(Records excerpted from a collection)
>> BEGIN

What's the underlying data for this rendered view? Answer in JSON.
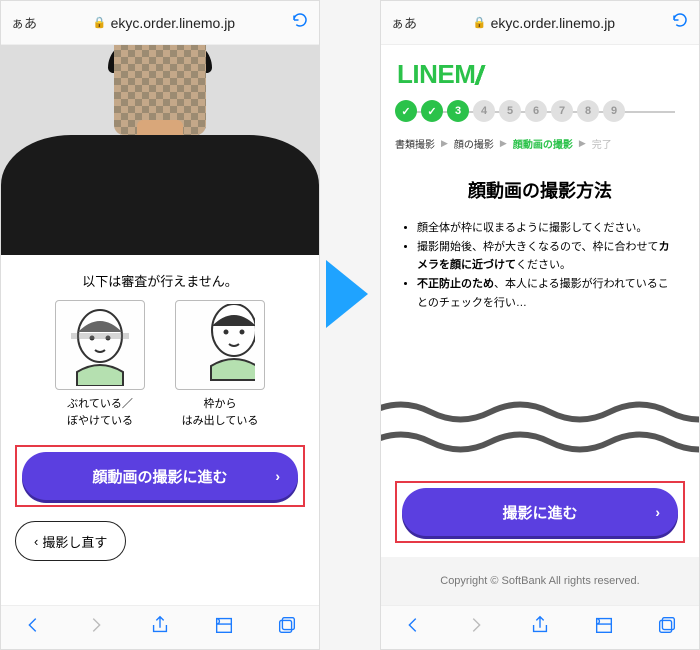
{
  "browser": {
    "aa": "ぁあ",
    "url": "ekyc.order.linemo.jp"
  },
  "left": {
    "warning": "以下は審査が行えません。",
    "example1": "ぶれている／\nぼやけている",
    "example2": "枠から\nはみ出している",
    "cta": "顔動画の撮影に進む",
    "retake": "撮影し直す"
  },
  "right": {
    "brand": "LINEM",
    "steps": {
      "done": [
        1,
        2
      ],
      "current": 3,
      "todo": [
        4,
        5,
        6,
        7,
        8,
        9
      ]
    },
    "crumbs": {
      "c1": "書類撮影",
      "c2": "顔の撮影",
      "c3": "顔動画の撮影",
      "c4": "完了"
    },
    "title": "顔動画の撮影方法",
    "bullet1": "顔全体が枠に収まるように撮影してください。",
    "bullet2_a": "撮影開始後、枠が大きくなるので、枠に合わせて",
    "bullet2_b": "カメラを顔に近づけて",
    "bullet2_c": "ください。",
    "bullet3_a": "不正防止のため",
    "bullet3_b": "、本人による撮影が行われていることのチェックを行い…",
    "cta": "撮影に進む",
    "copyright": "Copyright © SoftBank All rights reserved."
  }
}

>> END

> _EXERCISE_: Every record is to be reproduced exactly, with no pictures included.

> _ANSWER FOR THIS EXERCISE_:
What's the underlying data for this rendered view? Answer in JSON.
{
  "browser": {
    "aa": "ぁあ",
    "url": "ekyc.order.linemo.jp"
  },
  "left": {
    "warning": "以下は審査が行えません。",
    "example1": "ぶれている／\nぼやけている",
    "example2": "枠から\nはみ出している",
    "cta": "顔動画の撮影に進む",
    "retake": "撮影し直す"
  },
  "right": {
    "brand": "LINEM",
    "steps": {
      "done": [
        1,
        2
      ],
      "current": 3,
      "todo": [
        4,
        5,
        6,
        7,
        8,
        9
      ]
    },
    "crumbs": {
      "c1": "書類撮影",
      "c2": "顔の撮影",
      "c3": "顔動画の撮影",
      "c4": "完了"
    },
    "title": "顔動画の撮影方法",
    "bullet1": "顔全体が枠に収まるように撮影してください。",
    "bullet2_a": "撮影開始後、枠が大きくなるので、枠に合わせて",
    "bullet2_b": "カメラを顔に近づけて",
    "bullet2_c": "ください。",
    "bullet3_a": "不正防止のため",
    "bullet3_b": "、本人による撮影が行われていることのチェックを行い…",
    "cta": "撮影に進む",
    "copyright": "Copyright © SoftBank All rights reserved."
  }
}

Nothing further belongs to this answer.